Identify every line in the records below that contains the word "harsh", and reproduce each one.

----------------

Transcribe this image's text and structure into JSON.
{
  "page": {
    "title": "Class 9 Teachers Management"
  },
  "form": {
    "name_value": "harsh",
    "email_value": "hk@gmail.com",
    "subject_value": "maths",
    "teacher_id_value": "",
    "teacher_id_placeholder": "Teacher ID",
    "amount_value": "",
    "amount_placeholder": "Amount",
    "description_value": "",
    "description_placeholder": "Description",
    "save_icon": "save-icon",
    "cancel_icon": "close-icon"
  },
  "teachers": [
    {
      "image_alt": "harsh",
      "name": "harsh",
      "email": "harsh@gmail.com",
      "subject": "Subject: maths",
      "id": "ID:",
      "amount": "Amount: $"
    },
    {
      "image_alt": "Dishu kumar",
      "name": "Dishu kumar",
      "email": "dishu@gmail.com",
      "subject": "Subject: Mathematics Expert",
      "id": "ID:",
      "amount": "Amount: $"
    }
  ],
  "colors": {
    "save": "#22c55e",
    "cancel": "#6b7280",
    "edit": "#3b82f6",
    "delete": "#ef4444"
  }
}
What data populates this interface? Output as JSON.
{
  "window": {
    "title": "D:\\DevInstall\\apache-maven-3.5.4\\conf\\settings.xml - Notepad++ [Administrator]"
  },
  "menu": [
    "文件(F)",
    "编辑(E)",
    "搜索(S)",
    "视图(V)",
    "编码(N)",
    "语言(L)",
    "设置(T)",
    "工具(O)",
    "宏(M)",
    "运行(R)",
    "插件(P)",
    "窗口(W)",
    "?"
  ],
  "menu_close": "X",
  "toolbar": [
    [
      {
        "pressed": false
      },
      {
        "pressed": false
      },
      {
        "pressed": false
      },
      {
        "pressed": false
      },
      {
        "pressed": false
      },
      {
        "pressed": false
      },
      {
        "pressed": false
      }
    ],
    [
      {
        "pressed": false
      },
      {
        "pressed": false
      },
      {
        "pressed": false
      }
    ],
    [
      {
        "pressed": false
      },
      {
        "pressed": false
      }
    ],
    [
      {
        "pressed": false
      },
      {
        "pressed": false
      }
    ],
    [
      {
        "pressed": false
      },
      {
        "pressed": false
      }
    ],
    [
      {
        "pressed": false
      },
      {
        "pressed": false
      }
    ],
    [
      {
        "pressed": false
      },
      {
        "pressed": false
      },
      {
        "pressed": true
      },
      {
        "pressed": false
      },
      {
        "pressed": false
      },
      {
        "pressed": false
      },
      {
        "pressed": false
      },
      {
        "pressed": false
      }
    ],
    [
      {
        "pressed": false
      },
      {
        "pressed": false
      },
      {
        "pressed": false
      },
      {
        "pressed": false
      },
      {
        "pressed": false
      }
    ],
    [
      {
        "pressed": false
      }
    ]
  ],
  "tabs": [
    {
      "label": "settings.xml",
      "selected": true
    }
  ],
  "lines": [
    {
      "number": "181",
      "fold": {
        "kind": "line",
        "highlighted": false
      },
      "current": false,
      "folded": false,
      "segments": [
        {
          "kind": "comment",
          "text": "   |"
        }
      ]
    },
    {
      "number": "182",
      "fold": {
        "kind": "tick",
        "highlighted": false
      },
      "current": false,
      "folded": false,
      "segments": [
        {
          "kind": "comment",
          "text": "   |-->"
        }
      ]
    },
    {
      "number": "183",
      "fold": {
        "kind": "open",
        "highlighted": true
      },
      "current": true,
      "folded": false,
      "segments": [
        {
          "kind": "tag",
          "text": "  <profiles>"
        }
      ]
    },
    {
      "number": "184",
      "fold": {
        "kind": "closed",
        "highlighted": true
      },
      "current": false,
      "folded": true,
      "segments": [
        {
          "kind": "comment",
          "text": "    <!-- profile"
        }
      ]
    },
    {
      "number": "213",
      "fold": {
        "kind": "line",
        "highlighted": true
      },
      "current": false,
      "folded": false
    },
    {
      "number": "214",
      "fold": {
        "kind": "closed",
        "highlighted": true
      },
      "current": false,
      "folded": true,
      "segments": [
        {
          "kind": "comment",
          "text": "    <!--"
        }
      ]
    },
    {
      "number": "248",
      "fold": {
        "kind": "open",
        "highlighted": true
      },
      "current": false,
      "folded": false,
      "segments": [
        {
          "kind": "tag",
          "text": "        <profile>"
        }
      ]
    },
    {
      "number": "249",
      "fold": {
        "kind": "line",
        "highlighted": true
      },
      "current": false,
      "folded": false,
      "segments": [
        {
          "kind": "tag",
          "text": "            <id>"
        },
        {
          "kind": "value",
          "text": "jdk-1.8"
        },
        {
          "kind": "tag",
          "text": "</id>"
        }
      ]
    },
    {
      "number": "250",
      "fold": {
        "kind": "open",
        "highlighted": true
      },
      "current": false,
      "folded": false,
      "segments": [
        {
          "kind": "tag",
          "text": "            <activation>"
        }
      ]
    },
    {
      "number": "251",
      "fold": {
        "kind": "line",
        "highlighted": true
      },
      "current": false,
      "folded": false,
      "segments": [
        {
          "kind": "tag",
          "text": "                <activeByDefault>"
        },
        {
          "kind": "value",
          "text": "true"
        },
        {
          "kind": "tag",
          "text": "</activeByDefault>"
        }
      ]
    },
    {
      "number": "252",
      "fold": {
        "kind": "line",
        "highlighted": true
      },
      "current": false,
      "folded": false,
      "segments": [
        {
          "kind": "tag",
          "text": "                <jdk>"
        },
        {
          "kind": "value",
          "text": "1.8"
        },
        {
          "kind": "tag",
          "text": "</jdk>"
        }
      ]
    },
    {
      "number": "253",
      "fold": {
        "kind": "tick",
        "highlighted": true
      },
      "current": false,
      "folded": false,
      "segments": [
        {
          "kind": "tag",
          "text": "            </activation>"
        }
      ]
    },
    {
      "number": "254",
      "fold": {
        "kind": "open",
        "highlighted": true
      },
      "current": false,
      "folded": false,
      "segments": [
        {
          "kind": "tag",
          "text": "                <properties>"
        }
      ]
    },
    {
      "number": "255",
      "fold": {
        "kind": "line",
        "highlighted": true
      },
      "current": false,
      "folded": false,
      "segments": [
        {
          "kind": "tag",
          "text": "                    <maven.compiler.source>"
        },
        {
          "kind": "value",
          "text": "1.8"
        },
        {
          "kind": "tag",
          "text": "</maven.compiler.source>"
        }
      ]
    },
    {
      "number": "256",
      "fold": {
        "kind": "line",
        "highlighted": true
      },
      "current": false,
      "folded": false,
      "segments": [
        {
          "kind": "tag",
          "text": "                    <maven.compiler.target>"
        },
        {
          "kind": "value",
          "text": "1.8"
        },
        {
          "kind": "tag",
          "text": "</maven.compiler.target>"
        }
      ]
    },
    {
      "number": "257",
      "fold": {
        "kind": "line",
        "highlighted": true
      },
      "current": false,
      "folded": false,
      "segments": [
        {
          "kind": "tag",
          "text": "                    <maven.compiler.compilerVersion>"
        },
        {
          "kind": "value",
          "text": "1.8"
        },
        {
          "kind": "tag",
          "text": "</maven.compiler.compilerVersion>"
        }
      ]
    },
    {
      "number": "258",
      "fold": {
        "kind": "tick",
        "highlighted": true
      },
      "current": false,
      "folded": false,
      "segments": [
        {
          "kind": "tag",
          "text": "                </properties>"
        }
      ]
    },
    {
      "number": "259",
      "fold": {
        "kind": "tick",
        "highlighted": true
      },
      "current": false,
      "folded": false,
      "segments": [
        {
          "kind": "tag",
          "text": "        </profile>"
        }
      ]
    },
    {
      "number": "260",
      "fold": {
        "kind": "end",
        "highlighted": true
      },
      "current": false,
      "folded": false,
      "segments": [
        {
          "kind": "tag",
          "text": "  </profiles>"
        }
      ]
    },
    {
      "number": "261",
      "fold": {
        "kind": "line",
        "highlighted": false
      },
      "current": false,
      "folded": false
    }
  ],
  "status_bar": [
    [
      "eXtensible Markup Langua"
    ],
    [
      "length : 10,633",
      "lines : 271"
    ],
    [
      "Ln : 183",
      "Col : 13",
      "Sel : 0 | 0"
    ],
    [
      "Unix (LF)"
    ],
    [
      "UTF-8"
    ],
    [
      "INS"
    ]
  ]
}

----------------

> [SOLVED PROBLEM]:
    "name_value": "harsh",
      "image_alt": "harsh",
      "name": "harsh",
      "email": "harsh@gmail.com",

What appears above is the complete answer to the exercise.